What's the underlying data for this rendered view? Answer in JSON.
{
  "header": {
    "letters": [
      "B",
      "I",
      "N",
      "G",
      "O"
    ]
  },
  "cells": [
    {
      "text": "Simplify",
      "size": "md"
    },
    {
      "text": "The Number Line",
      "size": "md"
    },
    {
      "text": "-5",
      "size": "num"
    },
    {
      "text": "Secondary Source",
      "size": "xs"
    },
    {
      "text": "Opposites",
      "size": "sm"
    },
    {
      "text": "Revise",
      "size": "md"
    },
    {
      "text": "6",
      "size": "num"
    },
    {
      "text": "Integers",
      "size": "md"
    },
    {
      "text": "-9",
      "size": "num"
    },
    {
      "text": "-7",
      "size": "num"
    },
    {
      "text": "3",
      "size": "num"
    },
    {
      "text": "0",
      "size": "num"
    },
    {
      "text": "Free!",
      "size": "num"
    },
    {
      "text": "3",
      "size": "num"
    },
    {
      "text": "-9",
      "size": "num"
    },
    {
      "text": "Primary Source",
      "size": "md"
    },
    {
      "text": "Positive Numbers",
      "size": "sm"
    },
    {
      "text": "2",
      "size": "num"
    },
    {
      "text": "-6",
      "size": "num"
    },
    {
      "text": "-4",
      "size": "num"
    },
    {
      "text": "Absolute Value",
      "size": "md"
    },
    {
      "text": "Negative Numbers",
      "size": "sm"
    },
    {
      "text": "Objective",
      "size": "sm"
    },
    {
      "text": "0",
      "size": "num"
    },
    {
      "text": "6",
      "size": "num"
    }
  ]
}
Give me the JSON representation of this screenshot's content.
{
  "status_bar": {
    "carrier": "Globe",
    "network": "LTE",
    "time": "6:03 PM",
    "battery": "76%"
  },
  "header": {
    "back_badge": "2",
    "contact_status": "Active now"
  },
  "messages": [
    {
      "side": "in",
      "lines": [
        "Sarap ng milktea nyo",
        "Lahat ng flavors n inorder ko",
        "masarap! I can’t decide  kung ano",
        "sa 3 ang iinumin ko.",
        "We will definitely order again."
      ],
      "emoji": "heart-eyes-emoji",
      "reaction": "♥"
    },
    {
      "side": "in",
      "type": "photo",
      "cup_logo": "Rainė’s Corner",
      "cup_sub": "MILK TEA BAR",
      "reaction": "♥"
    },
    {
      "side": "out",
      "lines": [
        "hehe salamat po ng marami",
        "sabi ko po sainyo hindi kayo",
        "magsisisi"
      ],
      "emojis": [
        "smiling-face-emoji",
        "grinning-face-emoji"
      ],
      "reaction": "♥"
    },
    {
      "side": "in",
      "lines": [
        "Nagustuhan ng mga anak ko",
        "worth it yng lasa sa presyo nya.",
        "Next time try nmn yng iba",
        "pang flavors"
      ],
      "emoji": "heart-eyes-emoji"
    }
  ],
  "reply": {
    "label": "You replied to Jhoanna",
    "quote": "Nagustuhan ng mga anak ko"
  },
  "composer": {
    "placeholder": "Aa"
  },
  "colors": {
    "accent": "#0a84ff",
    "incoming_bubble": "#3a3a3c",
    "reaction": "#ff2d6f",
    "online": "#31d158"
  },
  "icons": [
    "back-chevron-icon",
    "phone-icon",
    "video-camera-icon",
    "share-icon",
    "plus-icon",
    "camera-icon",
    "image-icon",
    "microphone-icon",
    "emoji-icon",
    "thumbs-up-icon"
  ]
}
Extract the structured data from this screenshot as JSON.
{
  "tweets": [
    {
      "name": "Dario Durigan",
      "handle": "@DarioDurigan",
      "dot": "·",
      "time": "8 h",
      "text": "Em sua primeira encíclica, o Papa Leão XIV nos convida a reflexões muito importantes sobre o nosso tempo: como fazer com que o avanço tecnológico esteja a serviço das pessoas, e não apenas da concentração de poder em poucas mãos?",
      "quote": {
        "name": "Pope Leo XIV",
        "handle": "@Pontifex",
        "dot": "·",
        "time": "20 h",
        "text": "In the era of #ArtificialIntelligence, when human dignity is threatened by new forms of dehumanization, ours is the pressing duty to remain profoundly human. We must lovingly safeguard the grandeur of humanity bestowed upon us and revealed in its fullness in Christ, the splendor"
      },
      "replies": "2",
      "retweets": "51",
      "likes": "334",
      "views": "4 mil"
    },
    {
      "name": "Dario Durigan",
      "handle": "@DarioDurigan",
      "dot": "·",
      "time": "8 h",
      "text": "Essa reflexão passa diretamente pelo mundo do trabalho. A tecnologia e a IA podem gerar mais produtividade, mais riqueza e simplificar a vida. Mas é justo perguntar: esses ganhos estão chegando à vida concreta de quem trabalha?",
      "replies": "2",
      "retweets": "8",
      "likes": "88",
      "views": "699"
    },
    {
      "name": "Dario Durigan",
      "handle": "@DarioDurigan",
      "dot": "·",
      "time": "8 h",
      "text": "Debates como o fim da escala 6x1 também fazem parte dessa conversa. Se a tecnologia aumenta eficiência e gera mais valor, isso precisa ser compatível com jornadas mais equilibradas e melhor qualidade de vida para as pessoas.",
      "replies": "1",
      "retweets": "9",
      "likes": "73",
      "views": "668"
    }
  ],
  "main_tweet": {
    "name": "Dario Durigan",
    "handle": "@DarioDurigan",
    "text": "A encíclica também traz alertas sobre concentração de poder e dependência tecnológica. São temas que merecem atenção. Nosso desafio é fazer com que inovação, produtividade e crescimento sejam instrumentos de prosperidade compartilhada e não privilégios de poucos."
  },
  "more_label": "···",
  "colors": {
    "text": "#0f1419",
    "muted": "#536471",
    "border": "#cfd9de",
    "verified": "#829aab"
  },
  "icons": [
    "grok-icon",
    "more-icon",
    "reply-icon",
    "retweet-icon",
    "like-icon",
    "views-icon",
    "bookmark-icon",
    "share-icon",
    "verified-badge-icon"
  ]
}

■ ■ ■ ■ ■

▶ **STATED PROBLEM**
Write the listing out again, exactly as it reads.

▶ **ANSWER TO THIS TASK**
What's the underlying data for this rendered view? Answer in JSON.
{
  "header": {
    "letters": [
      "B",
      "I",
      "N",
      "G",
      "O"
    ]
  },
  "cells": [
    {
      "text": "Simplify",
      "size": "md"
    },
    {
      "text": "The Number Line",
      "size": "md"
    },
    {
      "text": "-5",
      "size": "num"
    },
    {
      "text": "Secondary Source",
      "size": "xs"
    },
    {
      "text": "Opposites",
      "size": "sm"
    },
    {
      "text": "Revise",
      "size": "md"
    },
    {
      "text": "6",
      "size": "num"
    },
    {
      "text": "Integers",
      "size": "md"
    },
    {
      "text": "-9",
      "size": "num"
    },
    {
      "text": "-7",
      "size": "num"
    },
    {
      "text": "3",
      "size": "num"
    },
    {
      "text": "0",
      "size": "num"
    },
    {
      "text": "Free!",
      "size": "num"
    },
    {
      "text": "3",
      "size": "num"
    },
    {
      "text": "-9",
      "size": "num"
    },
    {
      "text": "Primary Source",
      "size": "md"
    },
    {
      "text": "Positive Numbers",
      "size": "sm"
    },
    {
      "text": "2",
      "size": "num"
    },
    {
      "text": "-6",
      "size": "num"
    },
    {
      "text": "-4",
      "size": "num"
    },
    {
      "text": "Absolute Value",
      "size": "md"
    },
    {
      "text": "Negative Numbers",
      "size": "sm"
    },
    {
      "text": "Objective",
      "size": "sm"
    },
    {
      "text": "0",
      "size": "num"
    },
    {
      "text": "6",
      "size": "num"
    }
  ]
}
Give me the JSON representation of this screenshot's content.
{
  "status_bar": {
    "carrier": "Globe",
    "network": "LTE",
    "time": "6:03 PM",
    "battery": "76%"
  },
  "header": {
    "back_badge": "2",
    "contact_status": "Active now"
  },
  "messages": [
    {
      "side": "in",
      "lines": [
        "Sarap ng milktea nyo",
        "Lahat ng flavors n inorder ko",
        "masarap! I can’t decide  kung ano",
        "sa 3 ang iinumin ko.",
        "We will definitely order again."
      ],
      "emoji": "heart-eyes-emoji",
      "reaction": "♥"
    },
    {
      "side": "in",
      "type": "photo",
      "cup_logo": "Rainė’s Corner",
      "cup_sub": "MILK TEA BAR",
      "reaction": "♥"
    },
    {
      "side": "out",
      "lines": [
        "hehe salamat po ng marami",
        "sabi ko po sainyo hindi kayo",
        "magsisisi"
      ],
      "emojis": [
        "smiling-face-emoji",
        "grinning-face-emoji"
      ],
      "reaction": "♥"
    },
    {
      "side": "in",
      "lines": [
        "Nagustuhan ng mga anak ko",
        "worth it yng lasa sa presyo nya.",
        "Next time try nmn yng iba",
        "pang flavors"
      ],
      "emoji": "heart-eyes-emoji"
    }
  ],
  "reply": {
    "label": "You replied to Jhoanna",
    "quote": "Nagustuhan ng mga anak ko"
  },
  "composer": {
    "placeholder": "Aa"
  },
  "colors": {
    "accent": "#0a84ff",
    "incoming_bubble": "#3a3a3c",
    "reaction": "#ff2d6f",
    "online": "#31d158"
  },
  "icons": [
    "back-chevron-icon",
    "phone-icon",
    "video-camera-icon",
    "share-icon",
    "plus-icon",
    "camera-icon",
    "image-icon",
    "microphone-icon",
    "emoji-icon",
    "thumbs-up-icon"
  ]
}
Extract the structured data from this screenshot as JSON.
{
  "tweets": [
    {
      "name": "Dario Durigan",
      "handle": "@DarioDurigan",
      "dot": "·",
      "time": "8 h",
      "text": "Em sua primeira encíclica, o Papa Leão XIV nos convida a reflexões muito importantes sobre o nosso tempo: como fazer com que o avanço tecnológico esteja a serviço das pessoas, e não apenas da concentração de poder em poucas mãos?",
      "quote": {
        "name": "Pope Leo XIV",
        "handle": "@Pontifex",
        "dot": "·",
        "time": "20 h",
        "text": "In the era of #ArtificialIntelligence, when human dignity is threatened by new forms of dehumanization, ours is the pressing duty to remain profoundly human. We must lovingly safeguard the grandeur of humanity bestowed upon us and revealed in its fullness in Christ, the splendor"
      },
      "replies": "2",
      "retweets": "51",
      "likes": "334",
      "views": "4 mil"
    },
    {
      "name": "Dario Durigan",
      "handle": "@DarioDurigan",
      "dot": "·",
      "time": "8 h",
      "text": "Essa reflexão passa diretamente pelo mundo do trabalho. A tecnologia e a IA podem gerar mais produtividade, mais riqueza e simplificar a vida. Mas é justo perguntar: esses ganhos estão chegando à vida concreta de quem trabalha?",
      "replies": "2",
      "retweets": "8",
      "likes": "88",
      "views": "699"
    },
    {
      "name": "Dario Durigan",
      "handle": "@DarioDurigan",
      "dot": "·",
      "time": "8 h",
      "text": "Debates como o fim da escala 6x1 também fazem parte dessa conversa. Se a tecnologia aumenta eficiência e gera mais valor, isso precisa ser compatível com jornadas mais equilibradas e melhor qualidade de vida para as pessoas.",
      "replies": "1",
      "retweets": "9",
      "likes": "73",
      "views": "668"
    }
  ],
  "main_tweet": {
    "name": "Dario Durigan",
    "handle": "@DarioDurigan",
    "text": "A encíclica também traz alertas sobre concentração de poder e dependência tecnológica. São temas que merecem atenção. Nosso desafio é fazer com que inovação, produtividade e crescimento sejam instrumentos de prosperidade compartilhada e não privilégios de poucos."
  },
  "more_label": "···",
  "colors": {
    "text": "#0f1419",
    "muted": "#536471",
    "border": "#cfd9de",
    "verified": "#829aab"
  },
  "icons": [
    "grok-icon",
    "more-icon",
    "reply-icon",
    "retweet-icon",
    "like-icon",
    "views-icon",
    "bookmark-icon",
    "share-icon",
    "verified-badge-icon"
  ]
}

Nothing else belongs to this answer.